AIM OF THE EXERCISE ::
In the material below, identify each line bearing the word "marker". Reproduce those lines.

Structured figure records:
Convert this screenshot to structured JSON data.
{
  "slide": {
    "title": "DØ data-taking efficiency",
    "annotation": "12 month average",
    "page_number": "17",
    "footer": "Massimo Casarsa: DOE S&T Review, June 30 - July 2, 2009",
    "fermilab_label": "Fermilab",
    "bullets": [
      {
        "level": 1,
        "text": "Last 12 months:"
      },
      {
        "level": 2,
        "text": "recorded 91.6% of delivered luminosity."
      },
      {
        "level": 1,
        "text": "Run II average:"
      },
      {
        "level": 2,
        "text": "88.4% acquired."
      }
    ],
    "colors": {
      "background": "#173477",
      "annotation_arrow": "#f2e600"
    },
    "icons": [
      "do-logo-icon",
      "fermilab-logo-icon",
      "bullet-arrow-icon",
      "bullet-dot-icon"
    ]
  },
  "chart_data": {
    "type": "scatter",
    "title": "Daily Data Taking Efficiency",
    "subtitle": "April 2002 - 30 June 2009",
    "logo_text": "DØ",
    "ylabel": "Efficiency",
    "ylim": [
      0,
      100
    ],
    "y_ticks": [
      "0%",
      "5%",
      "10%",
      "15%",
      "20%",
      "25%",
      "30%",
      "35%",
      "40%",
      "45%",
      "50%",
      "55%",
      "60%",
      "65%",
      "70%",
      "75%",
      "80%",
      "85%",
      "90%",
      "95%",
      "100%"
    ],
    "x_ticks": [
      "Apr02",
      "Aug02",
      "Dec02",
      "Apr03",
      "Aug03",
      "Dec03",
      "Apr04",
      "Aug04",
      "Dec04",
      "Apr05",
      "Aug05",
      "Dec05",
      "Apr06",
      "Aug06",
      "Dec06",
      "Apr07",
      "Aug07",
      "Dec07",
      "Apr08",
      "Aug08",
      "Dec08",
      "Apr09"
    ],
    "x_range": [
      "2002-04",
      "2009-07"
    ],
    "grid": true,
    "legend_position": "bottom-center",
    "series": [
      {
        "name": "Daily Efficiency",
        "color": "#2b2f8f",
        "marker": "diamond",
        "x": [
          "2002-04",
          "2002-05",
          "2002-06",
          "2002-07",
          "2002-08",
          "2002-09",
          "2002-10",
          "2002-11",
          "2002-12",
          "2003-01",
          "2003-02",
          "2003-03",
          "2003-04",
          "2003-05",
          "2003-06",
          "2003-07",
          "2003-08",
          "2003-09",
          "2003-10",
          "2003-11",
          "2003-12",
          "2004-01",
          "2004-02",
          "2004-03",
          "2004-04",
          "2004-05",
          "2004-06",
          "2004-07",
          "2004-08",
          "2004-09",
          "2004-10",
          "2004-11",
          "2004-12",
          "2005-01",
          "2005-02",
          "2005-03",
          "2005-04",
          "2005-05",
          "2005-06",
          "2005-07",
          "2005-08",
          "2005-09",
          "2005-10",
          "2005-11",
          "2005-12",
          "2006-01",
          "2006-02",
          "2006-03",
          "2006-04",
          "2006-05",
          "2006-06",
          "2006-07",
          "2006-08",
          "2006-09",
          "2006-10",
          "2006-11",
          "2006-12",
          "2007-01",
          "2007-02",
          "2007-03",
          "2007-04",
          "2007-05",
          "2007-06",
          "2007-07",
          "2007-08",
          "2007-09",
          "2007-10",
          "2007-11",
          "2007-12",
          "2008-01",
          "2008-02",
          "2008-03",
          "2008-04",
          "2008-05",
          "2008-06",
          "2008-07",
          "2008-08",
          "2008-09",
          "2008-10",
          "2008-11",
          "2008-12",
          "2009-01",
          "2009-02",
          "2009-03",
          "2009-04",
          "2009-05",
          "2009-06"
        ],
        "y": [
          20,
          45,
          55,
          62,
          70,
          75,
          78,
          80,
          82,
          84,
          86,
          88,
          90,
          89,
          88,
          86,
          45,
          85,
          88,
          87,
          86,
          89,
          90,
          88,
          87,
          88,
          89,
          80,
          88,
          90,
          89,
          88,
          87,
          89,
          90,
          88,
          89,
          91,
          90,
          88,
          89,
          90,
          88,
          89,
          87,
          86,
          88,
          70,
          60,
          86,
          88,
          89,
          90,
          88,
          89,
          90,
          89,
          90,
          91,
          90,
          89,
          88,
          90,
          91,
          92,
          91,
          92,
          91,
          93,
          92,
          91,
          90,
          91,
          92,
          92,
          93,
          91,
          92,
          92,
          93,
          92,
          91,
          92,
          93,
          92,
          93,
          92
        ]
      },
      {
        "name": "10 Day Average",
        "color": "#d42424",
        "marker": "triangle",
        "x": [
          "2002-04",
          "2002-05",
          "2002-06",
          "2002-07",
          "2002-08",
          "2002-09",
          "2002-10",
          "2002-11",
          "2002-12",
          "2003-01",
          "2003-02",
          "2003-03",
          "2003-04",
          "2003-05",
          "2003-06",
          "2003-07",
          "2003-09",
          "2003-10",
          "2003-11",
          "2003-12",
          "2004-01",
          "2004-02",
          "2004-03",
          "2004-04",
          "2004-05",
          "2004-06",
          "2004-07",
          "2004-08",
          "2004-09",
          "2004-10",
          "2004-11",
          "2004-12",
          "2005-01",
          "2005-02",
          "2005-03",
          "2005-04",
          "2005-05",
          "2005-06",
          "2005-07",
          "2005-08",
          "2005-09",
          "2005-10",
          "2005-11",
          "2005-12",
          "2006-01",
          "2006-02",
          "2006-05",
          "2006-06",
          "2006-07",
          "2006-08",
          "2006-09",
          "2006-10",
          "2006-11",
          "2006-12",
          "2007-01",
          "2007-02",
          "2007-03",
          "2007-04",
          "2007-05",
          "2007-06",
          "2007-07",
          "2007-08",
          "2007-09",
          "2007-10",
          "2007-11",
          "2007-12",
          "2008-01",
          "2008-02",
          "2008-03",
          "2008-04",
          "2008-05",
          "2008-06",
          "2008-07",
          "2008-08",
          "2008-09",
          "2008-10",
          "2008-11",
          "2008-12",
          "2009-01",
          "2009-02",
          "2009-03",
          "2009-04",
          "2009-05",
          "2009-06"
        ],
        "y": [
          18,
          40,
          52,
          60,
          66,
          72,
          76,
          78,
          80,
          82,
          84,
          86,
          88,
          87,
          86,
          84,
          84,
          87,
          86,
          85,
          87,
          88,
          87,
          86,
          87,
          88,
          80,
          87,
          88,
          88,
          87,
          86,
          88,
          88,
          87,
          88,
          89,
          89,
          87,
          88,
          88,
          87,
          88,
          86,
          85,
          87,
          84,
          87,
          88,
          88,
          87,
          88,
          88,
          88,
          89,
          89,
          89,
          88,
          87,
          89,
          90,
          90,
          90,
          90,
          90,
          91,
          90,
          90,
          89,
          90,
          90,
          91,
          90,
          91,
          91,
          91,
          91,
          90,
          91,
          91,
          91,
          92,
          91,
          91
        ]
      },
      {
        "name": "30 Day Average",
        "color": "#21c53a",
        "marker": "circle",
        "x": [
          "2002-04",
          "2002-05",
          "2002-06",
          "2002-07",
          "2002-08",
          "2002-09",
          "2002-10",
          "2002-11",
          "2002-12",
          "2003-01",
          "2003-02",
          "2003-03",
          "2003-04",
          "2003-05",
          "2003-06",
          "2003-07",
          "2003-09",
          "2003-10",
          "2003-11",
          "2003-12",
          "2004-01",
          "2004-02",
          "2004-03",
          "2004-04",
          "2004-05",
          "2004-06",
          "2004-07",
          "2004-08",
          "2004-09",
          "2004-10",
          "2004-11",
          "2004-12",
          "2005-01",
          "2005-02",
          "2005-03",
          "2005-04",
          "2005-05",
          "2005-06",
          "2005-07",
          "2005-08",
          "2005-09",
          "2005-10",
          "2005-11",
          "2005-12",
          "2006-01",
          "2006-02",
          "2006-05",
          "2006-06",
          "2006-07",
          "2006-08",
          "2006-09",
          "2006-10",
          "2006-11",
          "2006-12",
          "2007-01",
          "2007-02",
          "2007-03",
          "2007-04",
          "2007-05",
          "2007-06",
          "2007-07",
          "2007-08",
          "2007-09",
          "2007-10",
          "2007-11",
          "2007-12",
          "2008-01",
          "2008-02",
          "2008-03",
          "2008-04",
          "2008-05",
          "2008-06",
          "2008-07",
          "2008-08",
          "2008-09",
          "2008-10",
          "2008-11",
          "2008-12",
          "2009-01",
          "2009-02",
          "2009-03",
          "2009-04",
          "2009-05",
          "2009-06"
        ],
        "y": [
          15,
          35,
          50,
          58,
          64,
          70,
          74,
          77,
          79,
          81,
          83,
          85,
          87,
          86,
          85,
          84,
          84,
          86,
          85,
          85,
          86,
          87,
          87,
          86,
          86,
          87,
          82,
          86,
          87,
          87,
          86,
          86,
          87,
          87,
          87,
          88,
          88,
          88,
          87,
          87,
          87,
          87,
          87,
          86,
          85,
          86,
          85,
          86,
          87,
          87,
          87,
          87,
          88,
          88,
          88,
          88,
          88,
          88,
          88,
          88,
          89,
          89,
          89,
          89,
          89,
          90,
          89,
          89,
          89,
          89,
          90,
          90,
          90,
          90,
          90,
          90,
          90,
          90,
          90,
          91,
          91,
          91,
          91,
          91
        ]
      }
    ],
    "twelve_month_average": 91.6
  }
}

ANSWER TO THIS TASK ::
        "marker": "diamond",
        "marker": "triangle",
        "marker": "circle",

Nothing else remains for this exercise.